### What needs to be done
Work out how many lines have "faire" in them. Give only that number.

____ Material provided

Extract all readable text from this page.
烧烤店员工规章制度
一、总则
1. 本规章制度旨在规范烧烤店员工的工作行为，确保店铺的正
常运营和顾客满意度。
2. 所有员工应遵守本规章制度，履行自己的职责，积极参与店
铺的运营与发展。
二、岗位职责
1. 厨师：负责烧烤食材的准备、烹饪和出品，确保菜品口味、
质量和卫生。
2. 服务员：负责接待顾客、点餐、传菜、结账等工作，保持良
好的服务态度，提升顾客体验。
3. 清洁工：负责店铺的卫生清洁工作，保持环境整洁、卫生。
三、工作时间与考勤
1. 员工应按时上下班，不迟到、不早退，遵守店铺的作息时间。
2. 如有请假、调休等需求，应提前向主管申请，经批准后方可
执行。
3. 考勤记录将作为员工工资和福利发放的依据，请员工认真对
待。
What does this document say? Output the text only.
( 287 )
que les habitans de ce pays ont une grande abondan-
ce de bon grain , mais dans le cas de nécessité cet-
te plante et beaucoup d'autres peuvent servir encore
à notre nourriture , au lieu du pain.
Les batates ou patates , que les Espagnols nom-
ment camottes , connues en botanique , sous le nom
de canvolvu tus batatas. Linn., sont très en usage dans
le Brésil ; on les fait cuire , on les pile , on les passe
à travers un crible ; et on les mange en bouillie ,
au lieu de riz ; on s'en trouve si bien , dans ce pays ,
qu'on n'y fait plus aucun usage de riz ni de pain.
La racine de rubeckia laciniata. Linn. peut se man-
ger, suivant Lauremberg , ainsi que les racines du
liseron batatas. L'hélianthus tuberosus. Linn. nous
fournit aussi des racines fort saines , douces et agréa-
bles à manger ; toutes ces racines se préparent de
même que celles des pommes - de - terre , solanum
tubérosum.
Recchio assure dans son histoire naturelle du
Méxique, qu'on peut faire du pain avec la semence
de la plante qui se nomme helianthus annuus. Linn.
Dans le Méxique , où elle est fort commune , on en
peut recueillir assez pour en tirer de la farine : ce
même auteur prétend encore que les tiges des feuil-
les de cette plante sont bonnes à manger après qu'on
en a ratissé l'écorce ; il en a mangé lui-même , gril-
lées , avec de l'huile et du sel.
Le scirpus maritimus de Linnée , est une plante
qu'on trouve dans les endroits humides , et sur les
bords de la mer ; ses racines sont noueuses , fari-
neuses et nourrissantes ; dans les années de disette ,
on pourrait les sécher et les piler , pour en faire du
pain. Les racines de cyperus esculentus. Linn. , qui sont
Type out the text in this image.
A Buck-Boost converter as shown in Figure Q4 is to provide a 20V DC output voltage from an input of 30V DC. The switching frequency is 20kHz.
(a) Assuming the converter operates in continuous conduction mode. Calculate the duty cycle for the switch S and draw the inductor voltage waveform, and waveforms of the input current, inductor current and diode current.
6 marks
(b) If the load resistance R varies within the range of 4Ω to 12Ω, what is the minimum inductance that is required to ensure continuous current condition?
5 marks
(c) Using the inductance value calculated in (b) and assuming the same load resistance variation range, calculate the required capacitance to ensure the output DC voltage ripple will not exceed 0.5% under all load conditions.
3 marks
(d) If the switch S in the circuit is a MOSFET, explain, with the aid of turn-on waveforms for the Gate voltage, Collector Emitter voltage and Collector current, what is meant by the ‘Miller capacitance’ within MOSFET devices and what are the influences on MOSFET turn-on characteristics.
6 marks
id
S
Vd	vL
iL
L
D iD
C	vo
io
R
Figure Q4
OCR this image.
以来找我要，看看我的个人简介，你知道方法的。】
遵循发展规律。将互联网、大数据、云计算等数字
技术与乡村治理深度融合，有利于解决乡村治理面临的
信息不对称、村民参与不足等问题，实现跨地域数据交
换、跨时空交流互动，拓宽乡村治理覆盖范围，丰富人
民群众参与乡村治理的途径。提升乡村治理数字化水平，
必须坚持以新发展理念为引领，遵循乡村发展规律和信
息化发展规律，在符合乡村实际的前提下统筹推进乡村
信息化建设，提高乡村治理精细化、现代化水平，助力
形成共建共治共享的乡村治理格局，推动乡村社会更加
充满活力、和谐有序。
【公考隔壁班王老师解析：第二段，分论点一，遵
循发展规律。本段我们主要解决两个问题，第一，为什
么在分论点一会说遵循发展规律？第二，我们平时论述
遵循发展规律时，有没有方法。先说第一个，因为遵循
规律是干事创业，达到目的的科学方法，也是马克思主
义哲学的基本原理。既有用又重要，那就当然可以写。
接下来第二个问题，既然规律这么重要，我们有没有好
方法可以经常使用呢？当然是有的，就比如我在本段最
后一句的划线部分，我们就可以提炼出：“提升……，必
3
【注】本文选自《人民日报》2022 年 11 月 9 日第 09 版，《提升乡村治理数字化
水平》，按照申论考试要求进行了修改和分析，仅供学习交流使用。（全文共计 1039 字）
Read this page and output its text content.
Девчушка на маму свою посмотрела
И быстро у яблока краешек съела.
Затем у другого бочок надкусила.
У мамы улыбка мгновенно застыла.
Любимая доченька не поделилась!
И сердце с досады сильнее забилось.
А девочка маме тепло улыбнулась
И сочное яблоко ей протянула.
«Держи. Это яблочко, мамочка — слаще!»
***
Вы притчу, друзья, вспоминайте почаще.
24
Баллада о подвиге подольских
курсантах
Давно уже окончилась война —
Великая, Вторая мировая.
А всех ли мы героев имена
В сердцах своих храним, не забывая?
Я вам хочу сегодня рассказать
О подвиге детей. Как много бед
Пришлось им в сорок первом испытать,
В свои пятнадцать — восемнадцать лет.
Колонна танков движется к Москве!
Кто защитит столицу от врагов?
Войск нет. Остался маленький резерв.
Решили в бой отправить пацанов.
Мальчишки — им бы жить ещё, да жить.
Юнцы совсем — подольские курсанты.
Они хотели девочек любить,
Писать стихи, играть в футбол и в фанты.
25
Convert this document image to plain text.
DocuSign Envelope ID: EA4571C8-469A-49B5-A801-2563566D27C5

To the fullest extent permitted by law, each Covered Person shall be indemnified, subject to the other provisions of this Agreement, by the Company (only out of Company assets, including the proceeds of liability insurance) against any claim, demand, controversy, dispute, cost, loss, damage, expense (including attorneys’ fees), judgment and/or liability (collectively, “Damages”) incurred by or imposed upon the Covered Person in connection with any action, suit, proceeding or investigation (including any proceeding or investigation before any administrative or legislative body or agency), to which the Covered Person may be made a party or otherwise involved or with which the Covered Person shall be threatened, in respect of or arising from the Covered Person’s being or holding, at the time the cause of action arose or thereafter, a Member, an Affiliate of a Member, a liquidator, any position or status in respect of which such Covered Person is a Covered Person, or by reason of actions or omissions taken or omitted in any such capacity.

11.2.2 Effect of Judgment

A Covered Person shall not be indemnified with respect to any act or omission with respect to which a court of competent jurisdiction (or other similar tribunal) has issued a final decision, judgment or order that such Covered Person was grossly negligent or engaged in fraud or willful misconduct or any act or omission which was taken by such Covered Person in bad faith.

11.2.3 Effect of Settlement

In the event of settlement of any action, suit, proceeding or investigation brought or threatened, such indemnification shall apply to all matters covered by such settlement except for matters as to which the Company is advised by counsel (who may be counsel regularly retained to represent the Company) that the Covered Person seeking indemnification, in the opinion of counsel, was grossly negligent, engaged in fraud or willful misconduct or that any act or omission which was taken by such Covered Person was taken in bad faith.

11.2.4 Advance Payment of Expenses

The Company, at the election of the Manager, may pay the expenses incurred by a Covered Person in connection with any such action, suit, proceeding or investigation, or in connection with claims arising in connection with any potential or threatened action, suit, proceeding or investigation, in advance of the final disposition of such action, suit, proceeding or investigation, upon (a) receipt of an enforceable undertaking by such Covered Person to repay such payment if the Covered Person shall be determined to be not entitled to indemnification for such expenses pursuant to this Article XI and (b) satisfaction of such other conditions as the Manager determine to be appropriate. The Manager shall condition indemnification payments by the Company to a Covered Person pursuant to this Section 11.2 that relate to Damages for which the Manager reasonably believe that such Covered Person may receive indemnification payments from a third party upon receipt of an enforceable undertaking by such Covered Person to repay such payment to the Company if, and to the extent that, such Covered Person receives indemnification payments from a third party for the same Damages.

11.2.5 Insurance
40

________

### Right answer
2